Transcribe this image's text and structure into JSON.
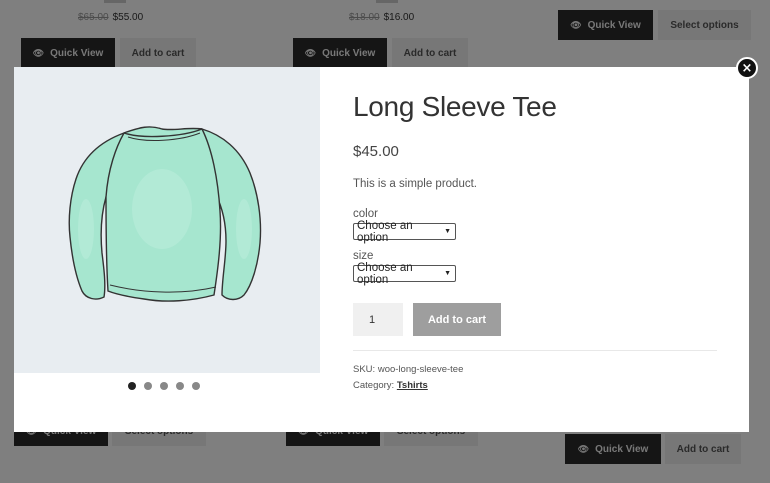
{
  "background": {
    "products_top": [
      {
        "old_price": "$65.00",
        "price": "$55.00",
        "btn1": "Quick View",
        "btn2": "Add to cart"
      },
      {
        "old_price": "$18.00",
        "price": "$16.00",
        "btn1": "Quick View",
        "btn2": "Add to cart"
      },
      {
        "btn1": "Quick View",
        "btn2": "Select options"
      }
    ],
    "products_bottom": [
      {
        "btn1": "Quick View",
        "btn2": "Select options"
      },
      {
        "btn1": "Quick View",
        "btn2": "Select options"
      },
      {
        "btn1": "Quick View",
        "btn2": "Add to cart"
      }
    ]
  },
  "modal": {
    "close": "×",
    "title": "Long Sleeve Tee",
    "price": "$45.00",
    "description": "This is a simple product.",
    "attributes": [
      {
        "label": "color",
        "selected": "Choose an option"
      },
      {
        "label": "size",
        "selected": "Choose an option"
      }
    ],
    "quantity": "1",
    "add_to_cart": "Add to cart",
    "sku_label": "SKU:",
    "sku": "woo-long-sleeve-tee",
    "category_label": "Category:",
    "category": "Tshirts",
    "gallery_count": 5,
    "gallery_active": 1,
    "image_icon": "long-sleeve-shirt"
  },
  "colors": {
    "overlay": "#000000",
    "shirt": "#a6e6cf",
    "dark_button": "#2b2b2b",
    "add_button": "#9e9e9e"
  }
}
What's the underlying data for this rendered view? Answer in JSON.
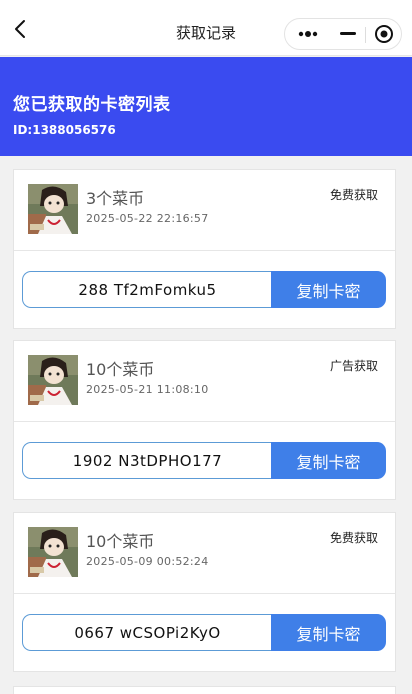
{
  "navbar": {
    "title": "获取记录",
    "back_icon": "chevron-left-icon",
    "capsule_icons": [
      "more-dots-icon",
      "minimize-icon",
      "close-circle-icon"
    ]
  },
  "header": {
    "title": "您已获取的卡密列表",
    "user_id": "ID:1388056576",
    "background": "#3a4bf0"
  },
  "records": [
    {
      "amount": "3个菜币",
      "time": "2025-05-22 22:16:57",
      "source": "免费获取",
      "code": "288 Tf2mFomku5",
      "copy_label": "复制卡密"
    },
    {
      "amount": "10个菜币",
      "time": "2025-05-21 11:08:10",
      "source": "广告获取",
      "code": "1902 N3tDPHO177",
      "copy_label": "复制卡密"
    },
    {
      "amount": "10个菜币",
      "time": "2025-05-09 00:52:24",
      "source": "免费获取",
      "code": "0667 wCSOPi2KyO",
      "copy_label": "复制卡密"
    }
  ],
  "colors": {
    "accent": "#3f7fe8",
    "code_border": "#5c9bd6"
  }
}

※ ※ ※

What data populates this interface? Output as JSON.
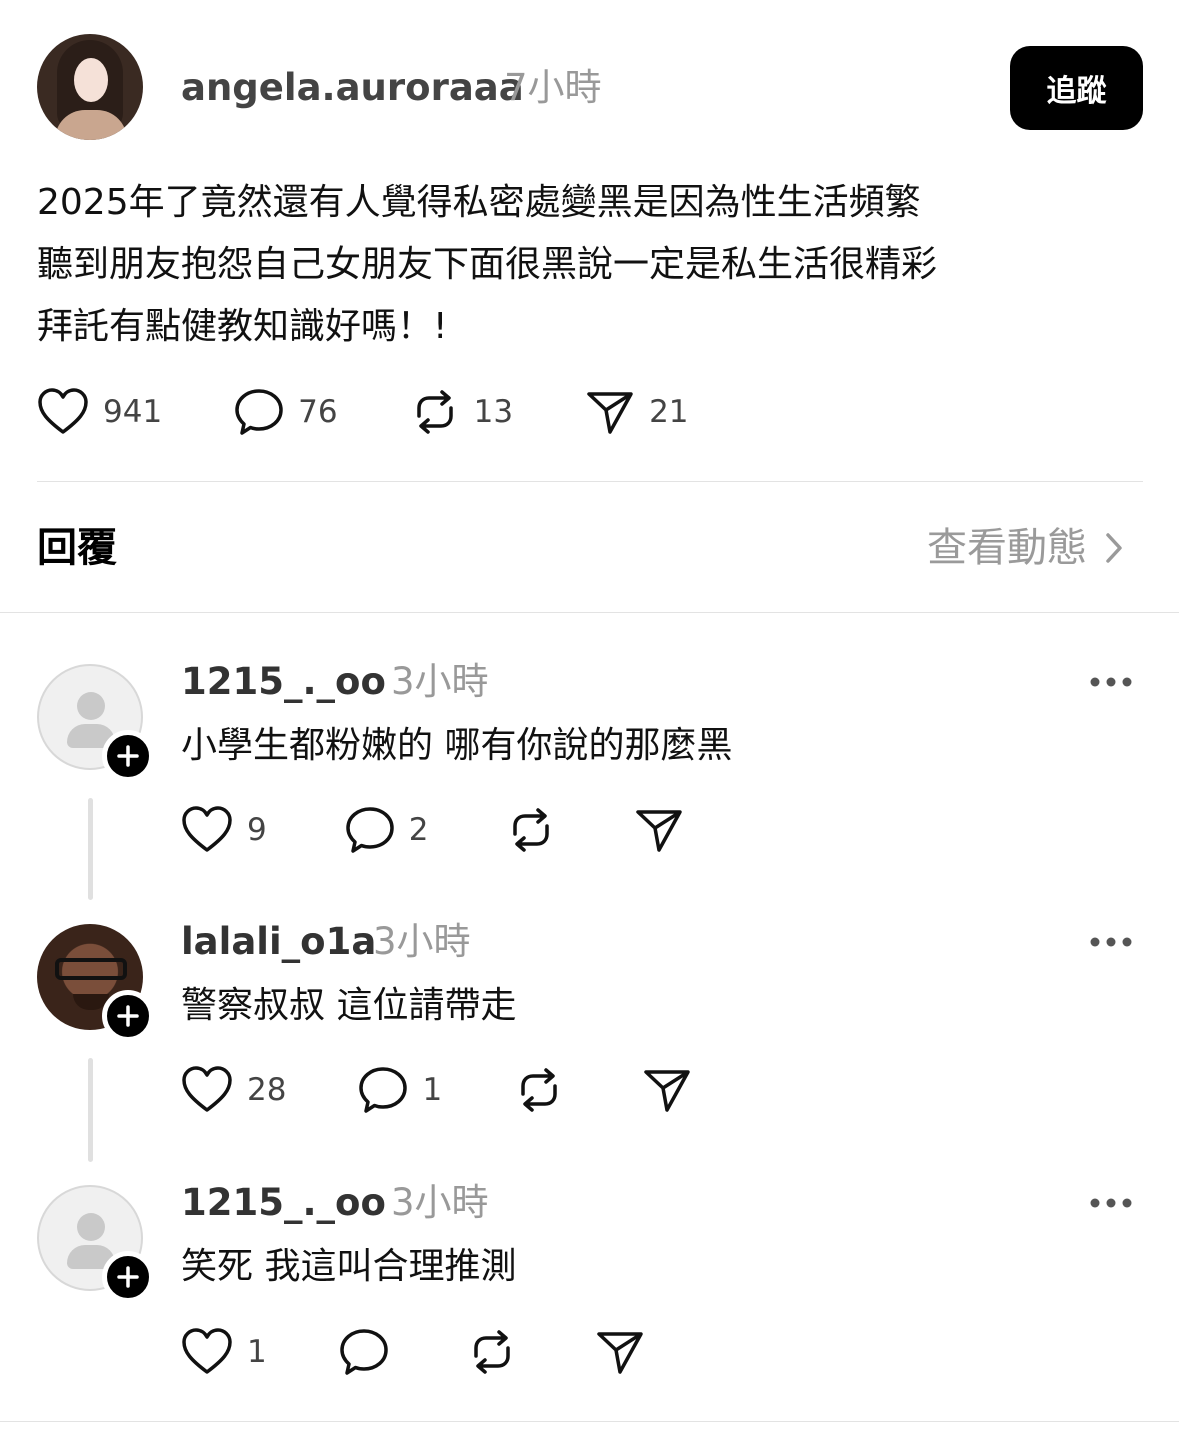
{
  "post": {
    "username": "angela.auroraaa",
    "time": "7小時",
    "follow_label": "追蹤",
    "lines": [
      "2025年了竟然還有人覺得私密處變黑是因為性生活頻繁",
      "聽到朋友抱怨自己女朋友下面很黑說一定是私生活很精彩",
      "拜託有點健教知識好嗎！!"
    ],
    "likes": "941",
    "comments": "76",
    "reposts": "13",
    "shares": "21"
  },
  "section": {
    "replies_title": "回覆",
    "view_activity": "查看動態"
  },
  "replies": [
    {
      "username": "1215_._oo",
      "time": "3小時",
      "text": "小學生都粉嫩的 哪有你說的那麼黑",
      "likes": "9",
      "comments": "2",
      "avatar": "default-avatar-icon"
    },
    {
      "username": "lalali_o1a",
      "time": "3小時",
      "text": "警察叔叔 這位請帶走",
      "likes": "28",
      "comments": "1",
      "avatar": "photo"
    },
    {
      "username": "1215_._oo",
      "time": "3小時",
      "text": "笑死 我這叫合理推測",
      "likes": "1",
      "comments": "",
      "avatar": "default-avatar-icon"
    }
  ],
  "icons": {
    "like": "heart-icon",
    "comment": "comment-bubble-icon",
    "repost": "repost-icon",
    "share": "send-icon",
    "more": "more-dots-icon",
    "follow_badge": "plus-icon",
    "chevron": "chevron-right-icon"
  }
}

※ ※ ※

■ **THE PROBLEM**: Which lines contain "data"? Copy each of them.

■ **RESPONSE TO THIS EXERCISE**:
What's the underlying data for this rendered view? Answer in JSON.
What data populates this interface? Output as JSON.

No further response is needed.